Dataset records

• • • •

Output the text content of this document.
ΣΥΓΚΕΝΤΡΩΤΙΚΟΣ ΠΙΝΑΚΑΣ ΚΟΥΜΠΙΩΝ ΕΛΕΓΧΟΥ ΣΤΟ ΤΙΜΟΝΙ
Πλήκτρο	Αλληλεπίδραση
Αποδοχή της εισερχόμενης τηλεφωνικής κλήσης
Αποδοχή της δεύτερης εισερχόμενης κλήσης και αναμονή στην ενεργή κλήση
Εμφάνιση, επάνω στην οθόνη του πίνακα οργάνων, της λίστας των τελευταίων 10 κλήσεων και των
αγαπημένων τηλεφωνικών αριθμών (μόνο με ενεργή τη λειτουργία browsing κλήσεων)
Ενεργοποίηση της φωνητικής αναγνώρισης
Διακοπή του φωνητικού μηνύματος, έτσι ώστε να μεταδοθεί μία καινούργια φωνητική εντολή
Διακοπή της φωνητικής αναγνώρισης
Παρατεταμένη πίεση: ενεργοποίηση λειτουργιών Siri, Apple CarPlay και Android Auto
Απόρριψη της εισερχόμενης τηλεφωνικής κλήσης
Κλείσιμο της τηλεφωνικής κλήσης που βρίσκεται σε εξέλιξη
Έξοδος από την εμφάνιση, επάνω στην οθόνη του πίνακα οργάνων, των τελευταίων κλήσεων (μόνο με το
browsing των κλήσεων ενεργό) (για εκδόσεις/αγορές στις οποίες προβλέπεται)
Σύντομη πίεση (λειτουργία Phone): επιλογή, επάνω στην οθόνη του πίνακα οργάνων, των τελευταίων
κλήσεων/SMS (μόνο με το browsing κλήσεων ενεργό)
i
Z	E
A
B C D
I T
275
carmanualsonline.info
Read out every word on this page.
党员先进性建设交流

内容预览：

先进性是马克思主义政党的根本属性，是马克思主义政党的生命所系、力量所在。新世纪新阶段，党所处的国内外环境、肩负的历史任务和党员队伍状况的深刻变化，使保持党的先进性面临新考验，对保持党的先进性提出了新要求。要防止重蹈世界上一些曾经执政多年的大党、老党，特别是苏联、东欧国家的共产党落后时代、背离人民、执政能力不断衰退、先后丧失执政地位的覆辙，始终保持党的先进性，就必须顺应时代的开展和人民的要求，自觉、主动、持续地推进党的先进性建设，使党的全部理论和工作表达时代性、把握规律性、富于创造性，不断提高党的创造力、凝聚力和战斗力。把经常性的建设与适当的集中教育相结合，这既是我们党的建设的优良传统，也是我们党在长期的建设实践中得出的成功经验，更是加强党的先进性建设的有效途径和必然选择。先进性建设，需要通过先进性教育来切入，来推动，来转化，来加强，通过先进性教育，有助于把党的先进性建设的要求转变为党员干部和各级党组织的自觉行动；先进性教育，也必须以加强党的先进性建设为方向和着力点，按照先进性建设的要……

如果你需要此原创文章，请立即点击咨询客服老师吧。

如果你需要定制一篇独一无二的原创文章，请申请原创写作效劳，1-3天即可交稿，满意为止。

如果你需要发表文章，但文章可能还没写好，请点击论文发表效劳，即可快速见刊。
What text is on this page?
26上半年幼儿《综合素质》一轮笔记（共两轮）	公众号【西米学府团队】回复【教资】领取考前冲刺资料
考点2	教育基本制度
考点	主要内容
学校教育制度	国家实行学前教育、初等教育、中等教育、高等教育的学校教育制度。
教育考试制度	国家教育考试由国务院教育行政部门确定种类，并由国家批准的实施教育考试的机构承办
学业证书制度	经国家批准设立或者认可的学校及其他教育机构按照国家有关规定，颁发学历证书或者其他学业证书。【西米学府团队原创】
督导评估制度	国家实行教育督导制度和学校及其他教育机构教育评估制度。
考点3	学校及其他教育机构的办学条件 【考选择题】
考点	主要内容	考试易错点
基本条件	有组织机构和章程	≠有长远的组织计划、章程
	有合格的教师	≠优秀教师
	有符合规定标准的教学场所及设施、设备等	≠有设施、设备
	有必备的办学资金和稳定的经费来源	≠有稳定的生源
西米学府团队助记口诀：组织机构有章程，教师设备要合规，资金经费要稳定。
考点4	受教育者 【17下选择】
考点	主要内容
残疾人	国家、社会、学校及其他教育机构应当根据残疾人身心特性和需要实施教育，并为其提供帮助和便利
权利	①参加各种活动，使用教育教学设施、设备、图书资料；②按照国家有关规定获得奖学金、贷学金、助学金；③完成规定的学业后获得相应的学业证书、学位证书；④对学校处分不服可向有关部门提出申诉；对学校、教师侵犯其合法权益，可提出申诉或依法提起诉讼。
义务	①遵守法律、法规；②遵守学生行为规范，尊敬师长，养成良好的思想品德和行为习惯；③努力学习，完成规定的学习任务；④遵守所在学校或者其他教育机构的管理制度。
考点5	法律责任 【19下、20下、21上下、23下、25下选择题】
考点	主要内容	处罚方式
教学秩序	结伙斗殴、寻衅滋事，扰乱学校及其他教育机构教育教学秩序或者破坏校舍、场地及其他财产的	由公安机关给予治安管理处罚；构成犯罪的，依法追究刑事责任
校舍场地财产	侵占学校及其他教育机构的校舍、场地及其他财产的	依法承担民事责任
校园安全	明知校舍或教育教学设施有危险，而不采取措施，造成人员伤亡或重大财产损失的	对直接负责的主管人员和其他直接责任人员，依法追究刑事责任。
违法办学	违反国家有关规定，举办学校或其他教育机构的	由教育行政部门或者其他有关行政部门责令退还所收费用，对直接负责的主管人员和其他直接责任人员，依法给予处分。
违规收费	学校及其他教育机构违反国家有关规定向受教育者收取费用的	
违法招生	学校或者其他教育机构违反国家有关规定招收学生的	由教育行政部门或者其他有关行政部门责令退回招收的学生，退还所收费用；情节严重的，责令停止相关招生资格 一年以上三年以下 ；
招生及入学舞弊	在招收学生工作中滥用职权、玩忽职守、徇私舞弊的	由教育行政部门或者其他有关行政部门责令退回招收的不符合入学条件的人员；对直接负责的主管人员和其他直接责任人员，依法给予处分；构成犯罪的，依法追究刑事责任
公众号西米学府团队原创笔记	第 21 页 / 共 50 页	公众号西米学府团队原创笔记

• • • •

DIRECTIVE | Write out the whole listing again, exactly as it stands.

RESULT OF THE TASK |
Output the text content of this document.
ΣΥΓΚΕΝΤΡΩΤΙΚΟΣ ΠΙΝΑΚΑΣ ΚΟΥΜΠΙΩΝ ΕΛΕΓΧΟΥ ΣΤΟ ΤΙΜΟΝΙ
Πλήκτρο	Αλληλεπίδραση
Αποδοχή της εισερχόμενης τηλεφωνικής κλήσης
Αποδοχή της δεύτερης εισερχόμενης κλήσης και αναμονή στην ενεργή κλήση
Εμφάνιση, επάνω στην οθόνη του πίνακα οργάνων, της λίστας των τελευταίων 10 κλήσεων και των
αγαπημένων τηλεφωνικών αριθμών (μόνο με ενεργή τη λειτουργία browsing κλήσεων)
Ενεργοποίηση της φωνητικής αναγνώρισης
Διακοπή του φωνητικού μηνύματος, έτσι ώστε να μεταδοθεί μία καινούργια φωνητική εντολή
Διακοπή της φωνητικής αναγνώρισης
Παρατεταμένη πίεση: ενεργοποίηση λειτουργιών Siri, Apple CarPlay και Android Auto
Απόρριψη της εισερχόμενης τηλεφωνικής κλήσης
Κλείσιμο της τηλεφωνικής κλήσης που βρίσκεται σε εξέλιξη
Έξοδος από την εμφάνιση, επάνω στην οθόνη του πίνακα οργάνων, των τελευταίων κλήσεων (μόνο με το
browsing των κλήσεων ενεργό) (για εκδόσεις/αγορές στις οποίες προβλέπεται)
Σύντομη πίεση (λειτουργία Phone): επιλογή, επάνω στην οθόνη του πίνακα οργάνων, των τελευταίων
κλήσεων/SMS (μόνο με το browsing κλήσεων ενεργό)
i
Z	E
A
B C D
I T
275
carmanualsonline.info
Read out every word on this page.
党员先进性建设交流

内容预览：

先进性是马克思主义政党的根本属性，是马克思主义政党的生命所系、力量所在。新世纪新阶段，党所处的国内外环境、肩负的历史任务和党员队伍状况的深刻变化，使保持党的先进性面临新考验，对保持党的先进性提出了新要求。要防止重蹈世界上一些曾经执政多年的大党、老党，特别是苏联、东欧国家的共产党落后时代、背离人民、执政能力不断衰退、先后丧失执政地位的覆辙，始终保持党的先进性，就必须顺应时代的开展和人民的要求，自觉、主动、持续地推进党的先进性建设，使党的全部理论和工作表达时代性、把握规律性、富于创造性，不断提高党的创造力、凝聚力和战斗力。把经常性的建设与适当的集中教育相结合，这既是我们党的建设的优良传统，也是我们党在长期的建设实践中得出的成功经验，更是加强党的先进性建设的有效途径和必然选择。先进性建设，需要通过先进性教育来切入，来推动，来转化，来加强，通过先进性教育，有助于把党的先进性建设的要求转变为党员干部和各级党组织的自觉行动；先进性教育，也必须以加强党的先进性建设为方向和着力点，按照先进性建设的要……

如果你需要此原创文章，请立即点击咨询客服老师吧。

如果你需要定制一篇独一无二的原创文章，请申请原创写作效劳，1-3天即可交稿，满意为止。

如果你需要发表文章，但文章可能还没写好，请点击论文发表效劳，即可快速见刊。
What text is on this page?
26上半年幼儿《综合素质》一轮笔记（共两轮）	公众号【西米学府团队】回复【教资】领取考前冲刺资料
考点2	教育基本制度
考点	主要内容
学校教育制度	国家实行学前教育、初等教育、中等教育、高等教育的学校教育制度。
教育考试制度	国家教育考试由国务院教育行政部门确定种类，并由国家批准的实施教育考试的机构承办
学业证书制度	经国家批准设立或者认可的学校及其他教育机构按照国家有关规定，颁发学历证书或者其他学业证书。【西米学府团队原创】
督导评估制度	国家实行教育督导制度和学校及其他教育机构教育评估制度。
考点3	学校及其他教育机构的办学条件 【考选择题】
考点	主要内容	考试易错点
基本条件	有组织机构和章程	≠有长远的组织计划、章程
	有合格的教师	≠优秀教师
	有符合规定标准的教学场所及设施、设备等	≠有设施、设备
	有必备的办学资金和稳定的经费来源	≠有稳定的生源
西米学府团队助记口诀：组织机构有章程，教师设备要合规，资金经费要稳定。
考点4	受教育者 【17下选择】
考点	主要内容
残疾人	国家、社会、学校及其他教育机构应当根据残疾人身心特性和需要实施教育，并为其提供帮助和便利
权利	①参加各种活动，使用教育教学设施、设备、图书资料；②按照国家有关规定获得奖学金、贷学金、助学金；③完成规定的学业后获得相应的学业证书、学位证书；④对学校处分不服可向有关部门提出申诉；对学校、教师侵犯其合法权益，可提出申诉或依法提起诉讼。
义务	①遵守法律、法规；②遵守学生行为规范，尊敬师长，养成良好的思想品德和行为习惯；③努力学习，完成规定的学习任务；④遵守所在学校或者其他教育机构的管理制度。
考点5	法律责任 【19下、20下、21上下、23下、25下选择题】
考点	主要内容	处罚方式
教学秩序	结伙斗殴、寻衅滋事，扰乱学校及其他教育机构教育教学秩序或者破坏校舍、场地及其他财产的	由公安机关给予治安管理处罚；构成犯罪的，依法追究刑事责任
校舍场地财产	侵占学校及其他教育机构的校舍、场地及其他财产的	依法承担民事责任
校园安全	明知校舍或教育教学设施有危险，而不采取措施，造成人员伤亡或重大财产损失的	对直接负责的主管人员和其他直接责任人员，依法追究刑事责任。
违法办学	违反国家有关规定，举办学校或其他教育机构的	由教育行政部门或者其他有关行政部门责令退还所收费用，对直接负责的主管人员和其他直接责任人员，依法给予处分。
违规收费	学校及其他教育机构违反国家有关规定向受教育者收取费用的	
违法招生	学校或者其他教育机构违反国家有关规定招收学生的	由教育行政部门或者其他有关行政部门责令退回招收的学生，退还所收费用；情节严重的，责令停止相关招生资格 一年以上三年以下 ；
招生及入学舞弊	在招收学生工作中滥用职权、玩忽职守、徇私舞弊的	由教育行政部门或者其他有关行政部门责令退回招收的不符合入学条件的人员；对直接负责的主管人员和其他直接责任人员，依法给予处分；构成犯罪的，依法追究刑事责任
公众号西米学府团队原创笔记	第 21 页 / 共 50 页	公众号西米学府团队原创笔记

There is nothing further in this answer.